YOUR TASK: Among the entries that follow, tally the lines with the string "Kraków". Give no more than the number.

INPUT RECORDS:
········

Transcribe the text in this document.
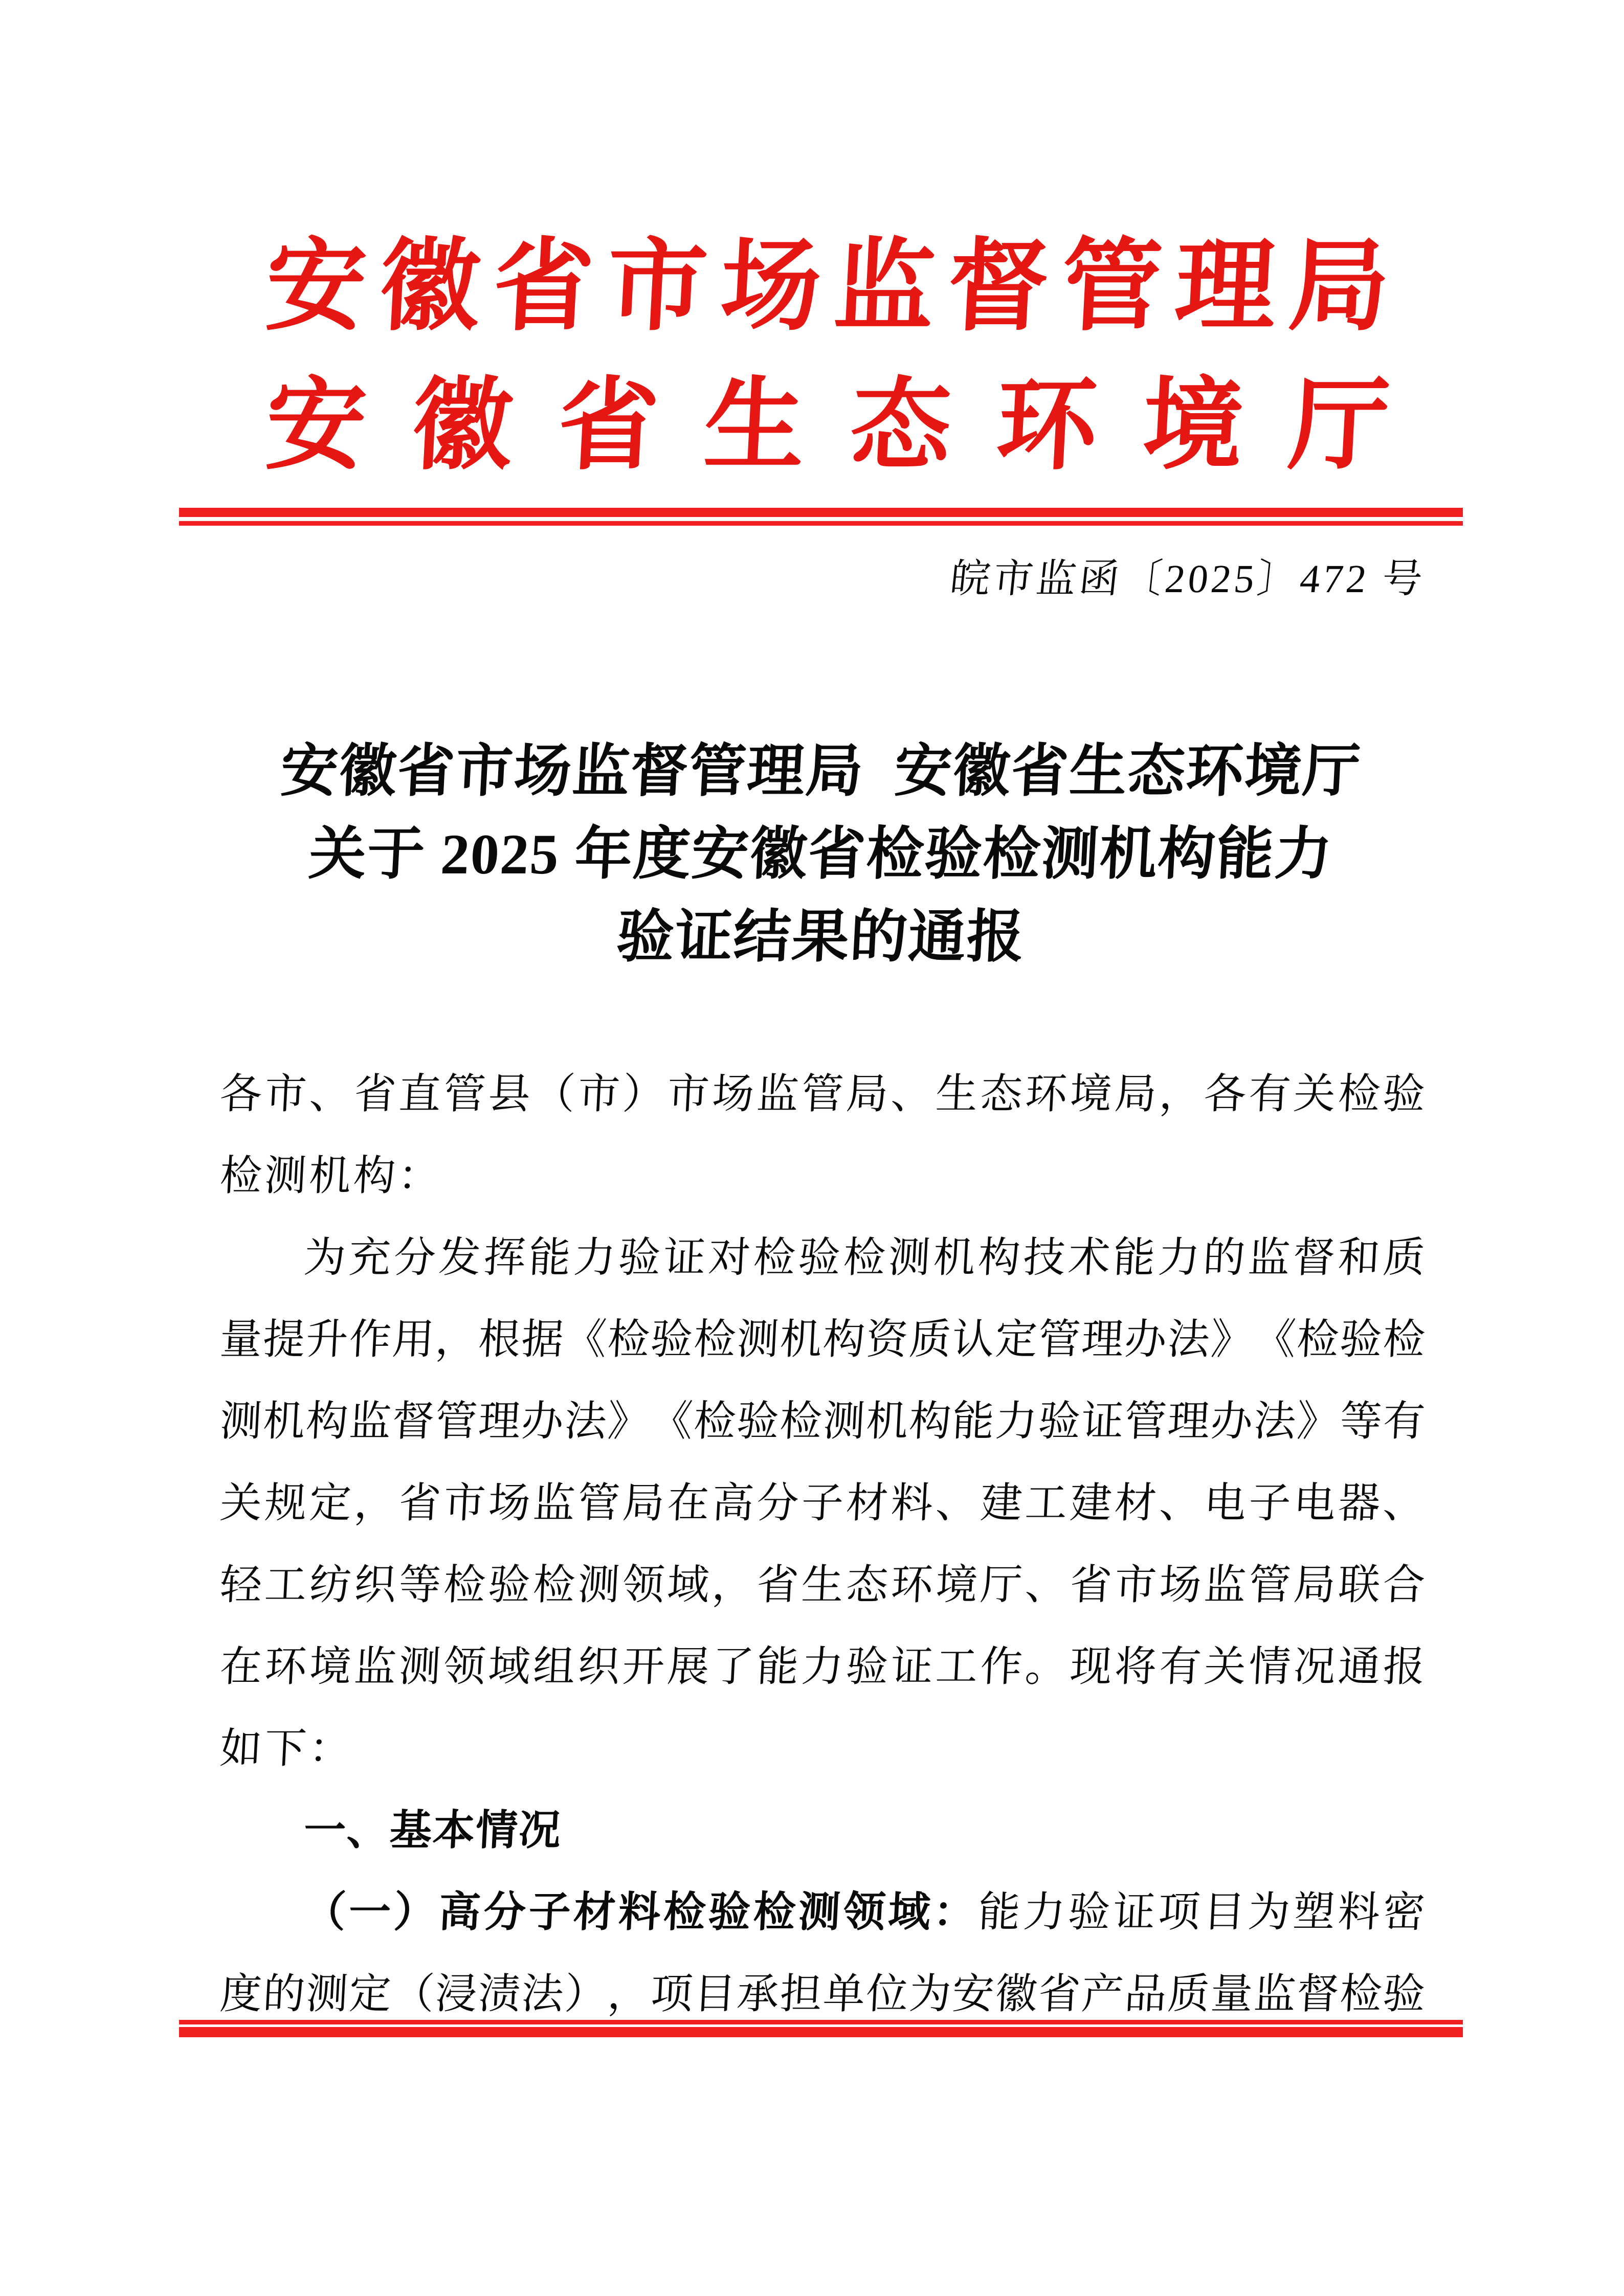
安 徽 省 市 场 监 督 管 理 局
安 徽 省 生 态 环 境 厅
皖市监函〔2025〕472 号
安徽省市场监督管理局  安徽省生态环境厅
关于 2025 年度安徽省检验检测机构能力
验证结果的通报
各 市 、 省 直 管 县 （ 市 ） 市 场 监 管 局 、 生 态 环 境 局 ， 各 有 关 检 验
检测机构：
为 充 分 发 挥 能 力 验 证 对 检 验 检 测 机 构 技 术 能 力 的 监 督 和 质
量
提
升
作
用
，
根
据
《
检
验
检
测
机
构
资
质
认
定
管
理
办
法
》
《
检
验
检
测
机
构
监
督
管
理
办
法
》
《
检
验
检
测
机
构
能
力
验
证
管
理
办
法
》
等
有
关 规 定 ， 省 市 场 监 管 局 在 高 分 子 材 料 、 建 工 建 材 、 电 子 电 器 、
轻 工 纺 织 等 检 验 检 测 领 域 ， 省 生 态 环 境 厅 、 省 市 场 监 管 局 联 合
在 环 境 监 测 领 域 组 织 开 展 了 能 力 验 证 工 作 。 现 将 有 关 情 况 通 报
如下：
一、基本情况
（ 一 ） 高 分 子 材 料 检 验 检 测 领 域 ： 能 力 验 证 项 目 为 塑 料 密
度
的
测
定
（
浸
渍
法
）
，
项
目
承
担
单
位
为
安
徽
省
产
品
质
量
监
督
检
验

········

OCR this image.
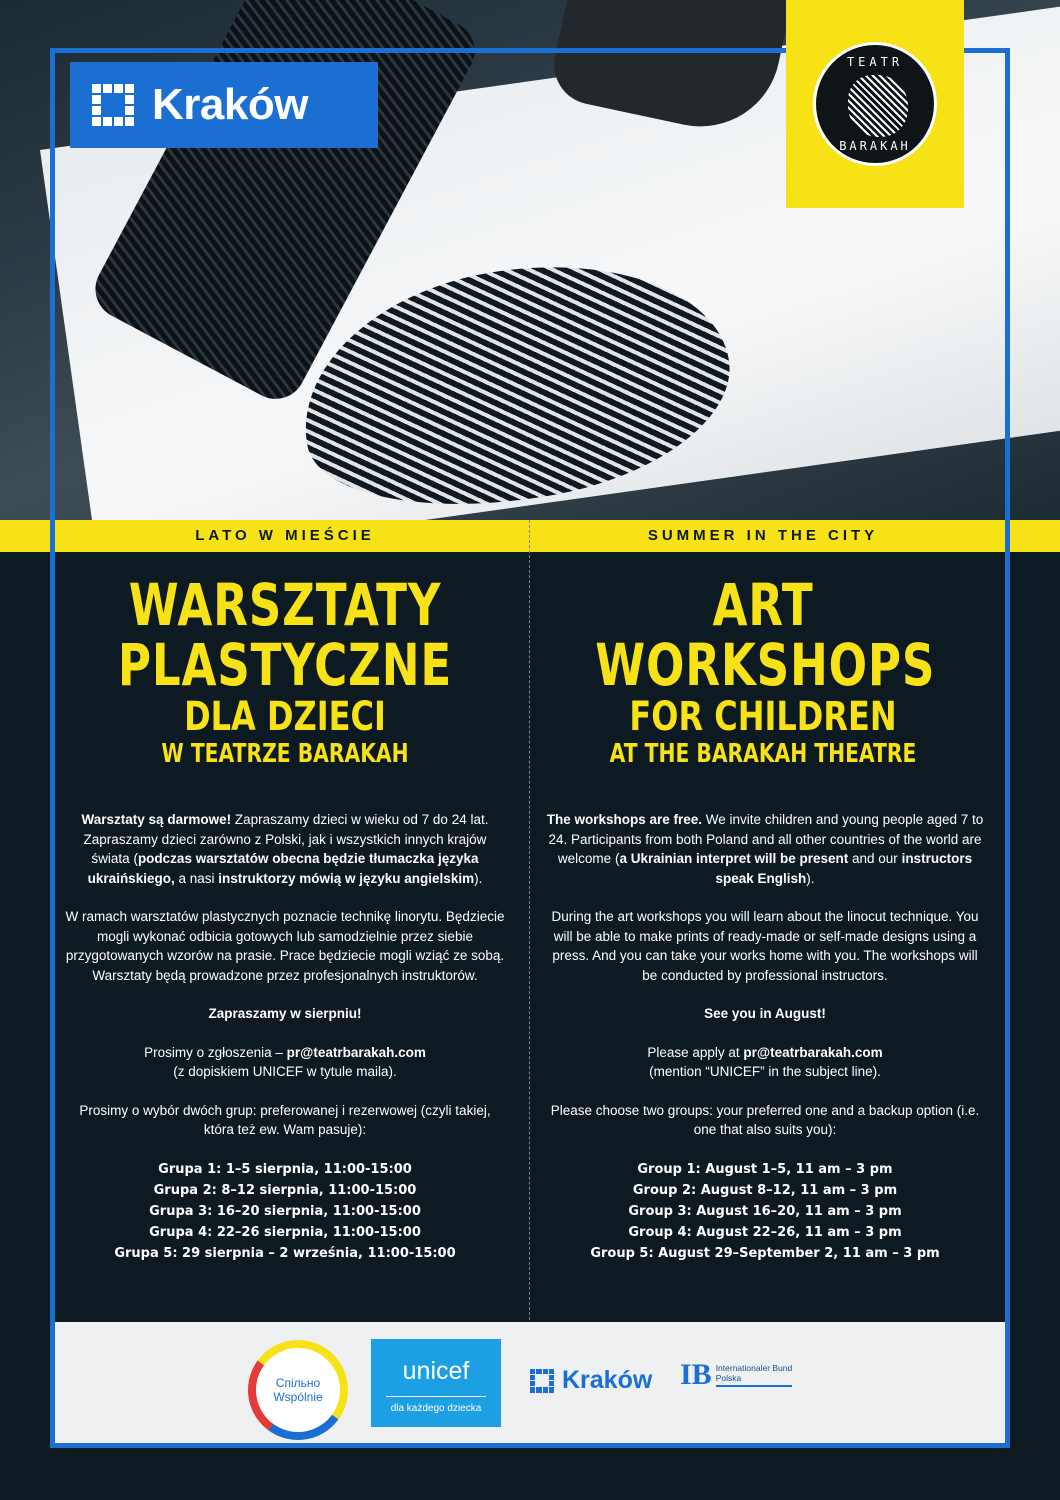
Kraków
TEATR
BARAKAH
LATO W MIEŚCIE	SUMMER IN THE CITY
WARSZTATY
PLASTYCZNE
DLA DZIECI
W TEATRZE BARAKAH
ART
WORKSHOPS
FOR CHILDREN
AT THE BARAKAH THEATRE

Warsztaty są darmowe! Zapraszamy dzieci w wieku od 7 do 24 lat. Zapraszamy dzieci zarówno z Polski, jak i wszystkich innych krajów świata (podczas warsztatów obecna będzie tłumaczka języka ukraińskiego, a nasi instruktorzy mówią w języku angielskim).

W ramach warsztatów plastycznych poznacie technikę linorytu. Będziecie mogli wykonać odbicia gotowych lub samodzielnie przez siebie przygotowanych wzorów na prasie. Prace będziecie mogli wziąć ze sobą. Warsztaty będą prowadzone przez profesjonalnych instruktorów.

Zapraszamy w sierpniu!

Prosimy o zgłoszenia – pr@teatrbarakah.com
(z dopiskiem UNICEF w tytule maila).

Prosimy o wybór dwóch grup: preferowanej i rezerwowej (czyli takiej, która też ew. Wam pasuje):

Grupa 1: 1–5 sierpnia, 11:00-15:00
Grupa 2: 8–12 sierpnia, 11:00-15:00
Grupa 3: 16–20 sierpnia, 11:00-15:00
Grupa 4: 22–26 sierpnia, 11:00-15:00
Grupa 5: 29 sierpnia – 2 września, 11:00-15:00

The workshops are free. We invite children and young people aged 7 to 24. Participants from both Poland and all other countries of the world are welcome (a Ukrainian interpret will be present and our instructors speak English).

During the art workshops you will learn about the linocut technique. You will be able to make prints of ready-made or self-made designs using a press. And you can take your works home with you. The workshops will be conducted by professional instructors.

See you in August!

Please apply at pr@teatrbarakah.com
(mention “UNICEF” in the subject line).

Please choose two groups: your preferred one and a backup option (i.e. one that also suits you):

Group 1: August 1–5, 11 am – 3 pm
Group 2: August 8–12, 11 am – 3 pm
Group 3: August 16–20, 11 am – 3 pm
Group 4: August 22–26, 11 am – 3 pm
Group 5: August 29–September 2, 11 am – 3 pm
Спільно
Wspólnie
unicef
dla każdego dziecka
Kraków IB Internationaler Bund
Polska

········

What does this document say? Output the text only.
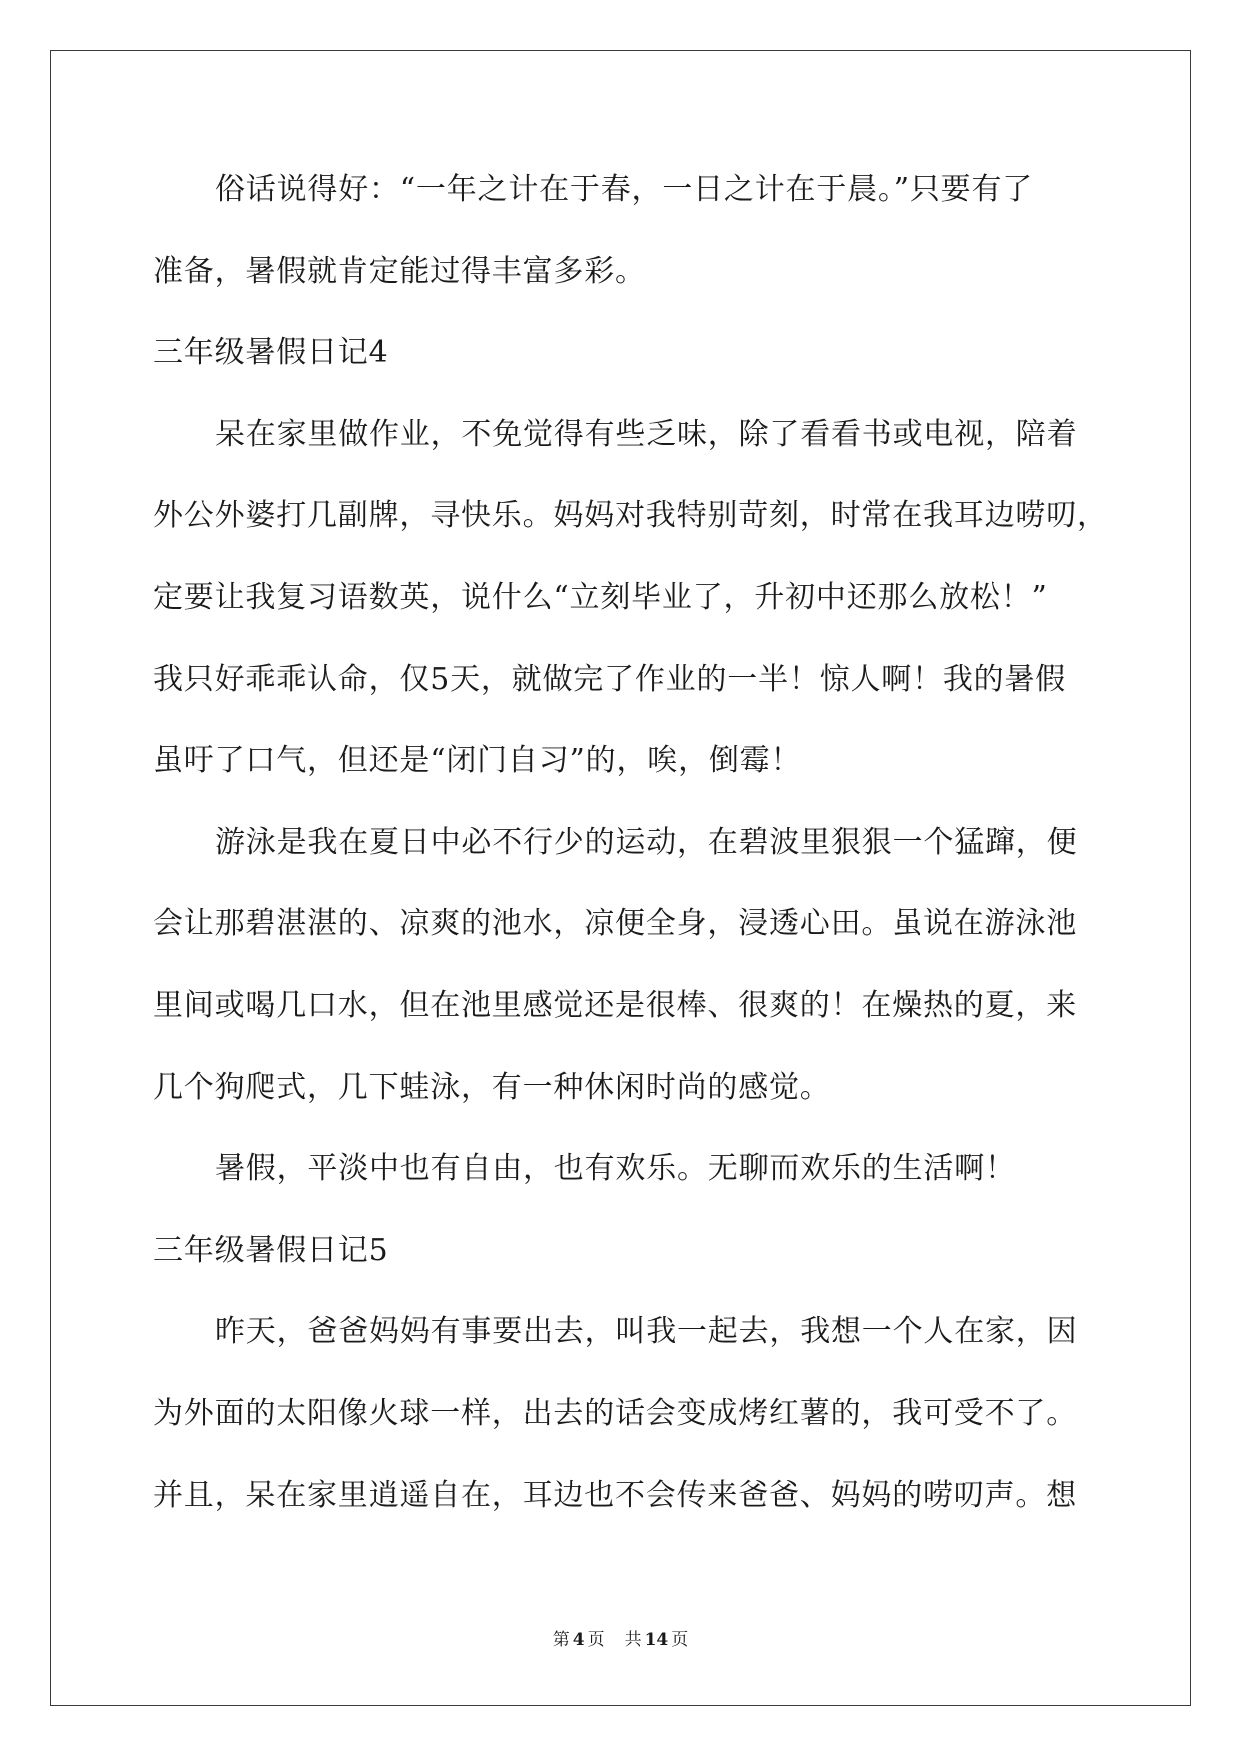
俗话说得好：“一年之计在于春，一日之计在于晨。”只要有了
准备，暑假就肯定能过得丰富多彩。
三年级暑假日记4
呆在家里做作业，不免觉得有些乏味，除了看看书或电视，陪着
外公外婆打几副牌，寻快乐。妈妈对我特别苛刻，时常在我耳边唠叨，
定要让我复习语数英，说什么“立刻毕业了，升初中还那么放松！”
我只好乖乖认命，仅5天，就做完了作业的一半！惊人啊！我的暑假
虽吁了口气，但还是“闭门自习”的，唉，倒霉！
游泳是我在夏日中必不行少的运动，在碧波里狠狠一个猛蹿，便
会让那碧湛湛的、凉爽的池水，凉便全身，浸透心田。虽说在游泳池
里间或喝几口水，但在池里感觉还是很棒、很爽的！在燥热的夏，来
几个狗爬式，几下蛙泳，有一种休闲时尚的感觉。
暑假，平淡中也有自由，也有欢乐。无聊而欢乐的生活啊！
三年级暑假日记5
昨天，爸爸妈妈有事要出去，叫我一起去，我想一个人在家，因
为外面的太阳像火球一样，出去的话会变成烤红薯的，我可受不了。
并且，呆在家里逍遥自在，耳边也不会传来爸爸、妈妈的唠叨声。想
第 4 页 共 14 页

········

PROBLEM SOLUTION: 2